Extrait:

+-------+

Le premier concert est au sous-sol, sorte de « crypte urbaine » bien sonnante que l'on teste pour la première fois. Le programme est taillé sur mesure – pièces courtes et solistes – en fonction du lieu et du projet, balançant entre l'écrit et le non écrit. Superbement interprétée par la violoniste de 2e2m Dorothée Nodé-Langlois, la pièce de l'Iranienne Aida Shirazi séduit par la finesse de ses textures rappelant certaines sonorités de la lutherie traditionnelle de son pays. Avec partition toujours, le contrebassiste Louis Siracusa joue La Strapatta de l'Argentin, présent dans le public, Tomás Bordalejo. La Strapatta est un geste bien connu des musiciens de la milonga (ou du tango), rebond rythmique et percussion sur la caisse de l'instrument dont le compositeur exploite les potentialités sonores dans un univers microtonal sensible et sensuel. Plus courte et organique, la partition du compositeur et improvisateur Sylvain Kassap se concentre sur un geste-figure que l'altiste Claire Merlet répète tout en l'agrandissant, dévoilant à mesure la richesse du spectre et ses fines composantes. Pkt de Diana Soh, pour piccolo et électronique, est une pièce brillante et espiègle, entendue sous les doigts de Jean-Philippe Grometto, victime, hélas, des aléas de la technique… La machine est davantage réactive, quoique récalcitrante par instant (les larsen menacent souvent) lors de la performance de Timothée Quost, un musicien du collectif Loo jouant en virtuose de sa trompette amplifiée et transfigurée par l'électronique qui fait monter les décibels en fin de concert.
L'enchaînement avec l'événement suivant est d'une parfaite fluidité. Une vingtaine d'enfants (école élémentaire de Danton de Montreuil) se tiennent debout en demi-cercle dans la grande salle, instruments et accessoires en main, pour une improvisation collective très réussie sous les yeux des parents et le geste aussi généreux qu'incitatif de Léo Margue.
Un temps de restauration et de rencontre avec les artistes est ménagé au mitan de la soirée, avant le concert sur le plateau de la grande salle. Ce deuxième set débute également par une improvisation, des élèves de la classe d'improvisation des Conservatoires de Saint-Maur-des-Fossés et de Boulogne cette fois, le temps que le public s'installe. Le concert réunit pour la première fois les musiciens des deux ensembles avec, au programme, quatre pièces en création. Sans partition pour la plupart, elles sollicitent davantage l'écoute mutuelle et l'improvisation, sans renoncer à la direction de Léo Margue en charge des dynamiques et de la dramaturgie sonore fixés par les compositeurs et compositrices. Ils sont tous les quatre sur la scène, interprètes autant que créateurs.

+-------+

Consigne: Résumez en deux phrases le compte rendu de concert. La liste n'a aucun rôle à jouer dans ce compte rendu.

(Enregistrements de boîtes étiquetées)
+-------+

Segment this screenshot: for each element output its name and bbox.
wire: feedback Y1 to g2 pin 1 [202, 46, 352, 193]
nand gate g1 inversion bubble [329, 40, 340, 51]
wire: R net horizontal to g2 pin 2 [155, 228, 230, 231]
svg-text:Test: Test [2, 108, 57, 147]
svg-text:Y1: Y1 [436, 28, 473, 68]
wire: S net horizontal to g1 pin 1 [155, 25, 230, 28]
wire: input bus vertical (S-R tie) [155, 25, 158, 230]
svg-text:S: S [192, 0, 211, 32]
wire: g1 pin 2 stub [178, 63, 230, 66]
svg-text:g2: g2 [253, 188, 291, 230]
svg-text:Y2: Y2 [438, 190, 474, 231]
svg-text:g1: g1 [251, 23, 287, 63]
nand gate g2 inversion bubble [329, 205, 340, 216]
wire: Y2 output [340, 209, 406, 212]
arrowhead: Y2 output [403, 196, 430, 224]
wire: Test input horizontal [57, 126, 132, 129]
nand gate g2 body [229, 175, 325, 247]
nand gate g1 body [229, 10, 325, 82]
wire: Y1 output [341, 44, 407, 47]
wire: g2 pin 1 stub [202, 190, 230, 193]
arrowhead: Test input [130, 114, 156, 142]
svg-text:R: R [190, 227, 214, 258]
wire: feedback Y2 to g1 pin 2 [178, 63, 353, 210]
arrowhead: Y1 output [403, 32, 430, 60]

+-------+

Corrigé: La soirée s'ouvre au sous-sol par un concert de pièces courtes et solistes, notamment pour violon, contrebasse, alto, piccolo avec électronique et trompette amplifiée, non sans quelques aléas techniques. Après une improvisation collective d'une vingtaine d'enfants menée par Léo Margue et un temps de restauration, le concert de la grande salle réunit pour la première fois les musiciens de deux ensembles dans quatre pièces en création, la plupart sans partition.